Note each line of the listing that contains the string "Total", and copy it.
--------
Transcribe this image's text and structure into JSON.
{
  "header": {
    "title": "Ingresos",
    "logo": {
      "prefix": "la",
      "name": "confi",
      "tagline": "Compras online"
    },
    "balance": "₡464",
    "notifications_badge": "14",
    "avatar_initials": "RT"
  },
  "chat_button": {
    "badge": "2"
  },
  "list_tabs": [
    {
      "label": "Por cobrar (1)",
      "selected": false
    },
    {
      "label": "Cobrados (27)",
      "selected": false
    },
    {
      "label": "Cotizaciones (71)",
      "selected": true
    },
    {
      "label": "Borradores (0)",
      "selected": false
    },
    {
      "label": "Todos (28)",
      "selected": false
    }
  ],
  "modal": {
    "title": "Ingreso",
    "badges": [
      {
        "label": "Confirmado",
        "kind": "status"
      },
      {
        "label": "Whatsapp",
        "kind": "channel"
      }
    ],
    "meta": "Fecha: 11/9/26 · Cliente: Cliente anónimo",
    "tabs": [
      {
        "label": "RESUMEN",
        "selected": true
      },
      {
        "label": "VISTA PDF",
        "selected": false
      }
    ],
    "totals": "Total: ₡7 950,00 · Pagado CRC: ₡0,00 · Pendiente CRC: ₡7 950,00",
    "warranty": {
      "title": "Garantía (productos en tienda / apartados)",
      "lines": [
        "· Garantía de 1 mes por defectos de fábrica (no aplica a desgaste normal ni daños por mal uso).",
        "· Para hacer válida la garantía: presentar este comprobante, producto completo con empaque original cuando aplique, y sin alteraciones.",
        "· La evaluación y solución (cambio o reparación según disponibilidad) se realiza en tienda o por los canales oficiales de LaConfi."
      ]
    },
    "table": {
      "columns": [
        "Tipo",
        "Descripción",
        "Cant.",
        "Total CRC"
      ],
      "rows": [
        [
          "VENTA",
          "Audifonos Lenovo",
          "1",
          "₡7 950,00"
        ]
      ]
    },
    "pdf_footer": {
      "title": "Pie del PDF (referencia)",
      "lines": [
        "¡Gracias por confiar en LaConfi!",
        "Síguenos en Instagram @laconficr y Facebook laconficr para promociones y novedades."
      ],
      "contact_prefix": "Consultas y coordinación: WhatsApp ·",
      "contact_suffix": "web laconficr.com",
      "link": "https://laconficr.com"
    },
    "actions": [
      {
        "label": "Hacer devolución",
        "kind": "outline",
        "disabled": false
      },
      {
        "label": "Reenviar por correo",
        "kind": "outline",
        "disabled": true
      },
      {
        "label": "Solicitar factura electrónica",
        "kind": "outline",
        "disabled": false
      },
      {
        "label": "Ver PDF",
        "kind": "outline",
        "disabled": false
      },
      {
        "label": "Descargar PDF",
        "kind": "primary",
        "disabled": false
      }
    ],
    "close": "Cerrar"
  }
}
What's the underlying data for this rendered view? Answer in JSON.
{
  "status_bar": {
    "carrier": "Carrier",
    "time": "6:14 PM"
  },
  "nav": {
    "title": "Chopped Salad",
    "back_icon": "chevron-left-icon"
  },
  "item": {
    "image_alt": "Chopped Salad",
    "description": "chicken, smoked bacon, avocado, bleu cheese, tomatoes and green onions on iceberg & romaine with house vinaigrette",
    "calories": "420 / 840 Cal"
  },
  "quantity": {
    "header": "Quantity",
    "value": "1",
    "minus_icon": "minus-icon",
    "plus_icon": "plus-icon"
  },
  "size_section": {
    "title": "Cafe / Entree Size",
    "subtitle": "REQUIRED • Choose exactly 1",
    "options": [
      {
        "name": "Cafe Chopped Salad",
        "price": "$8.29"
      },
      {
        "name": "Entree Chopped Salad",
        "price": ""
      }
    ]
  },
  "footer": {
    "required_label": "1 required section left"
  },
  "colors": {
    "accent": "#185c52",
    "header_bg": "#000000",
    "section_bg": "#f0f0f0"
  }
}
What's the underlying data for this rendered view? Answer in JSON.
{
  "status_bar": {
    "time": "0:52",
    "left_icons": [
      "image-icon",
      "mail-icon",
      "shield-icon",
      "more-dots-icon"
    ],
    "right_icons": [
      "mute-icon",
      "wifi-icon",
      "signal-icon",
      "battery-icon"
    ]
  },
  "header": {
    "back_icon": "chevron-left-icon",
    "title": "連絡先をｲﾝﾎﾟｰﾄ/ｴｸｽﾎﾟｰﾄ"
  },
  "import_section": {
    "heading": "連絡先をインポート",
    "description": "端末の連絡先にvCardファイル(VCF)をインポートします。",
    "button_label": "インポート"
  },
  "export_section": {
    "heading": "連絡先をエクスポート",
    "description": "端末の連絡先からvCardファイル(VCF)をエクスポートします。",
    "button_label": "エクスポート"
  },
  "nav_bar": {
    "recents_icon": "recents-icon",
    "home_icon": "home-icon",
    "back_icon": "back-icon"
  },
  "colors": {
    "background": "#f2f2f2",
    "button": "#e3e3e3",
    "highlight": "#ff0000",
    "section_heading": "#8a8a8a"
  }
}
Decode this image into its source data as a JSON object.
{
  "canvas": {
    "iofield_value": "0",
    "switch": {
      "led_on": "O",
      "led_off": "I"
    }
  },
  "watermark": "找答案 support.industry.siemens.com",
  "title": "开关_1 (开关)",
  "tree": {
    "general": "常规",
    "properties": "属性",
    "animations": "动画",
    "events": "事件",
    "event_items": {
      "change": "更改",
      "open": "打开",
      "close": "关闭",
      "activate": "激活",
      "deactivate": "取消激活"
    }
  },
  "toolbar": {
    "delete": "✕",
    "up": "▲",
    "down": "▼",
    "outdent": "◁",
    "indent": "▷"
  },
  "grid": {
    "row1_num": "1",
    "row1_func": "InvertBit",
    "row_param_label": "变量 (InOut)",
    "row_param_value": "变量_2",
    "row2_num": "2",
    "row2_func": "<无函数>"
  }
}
--------
■ **WRITTEN SOLUTION**:
    "totals": "Total: ₡7 950,00 · Pagado CRC: ₡0,00 · Pendiente CRC: ₡7 950,00",
        "Total CRC"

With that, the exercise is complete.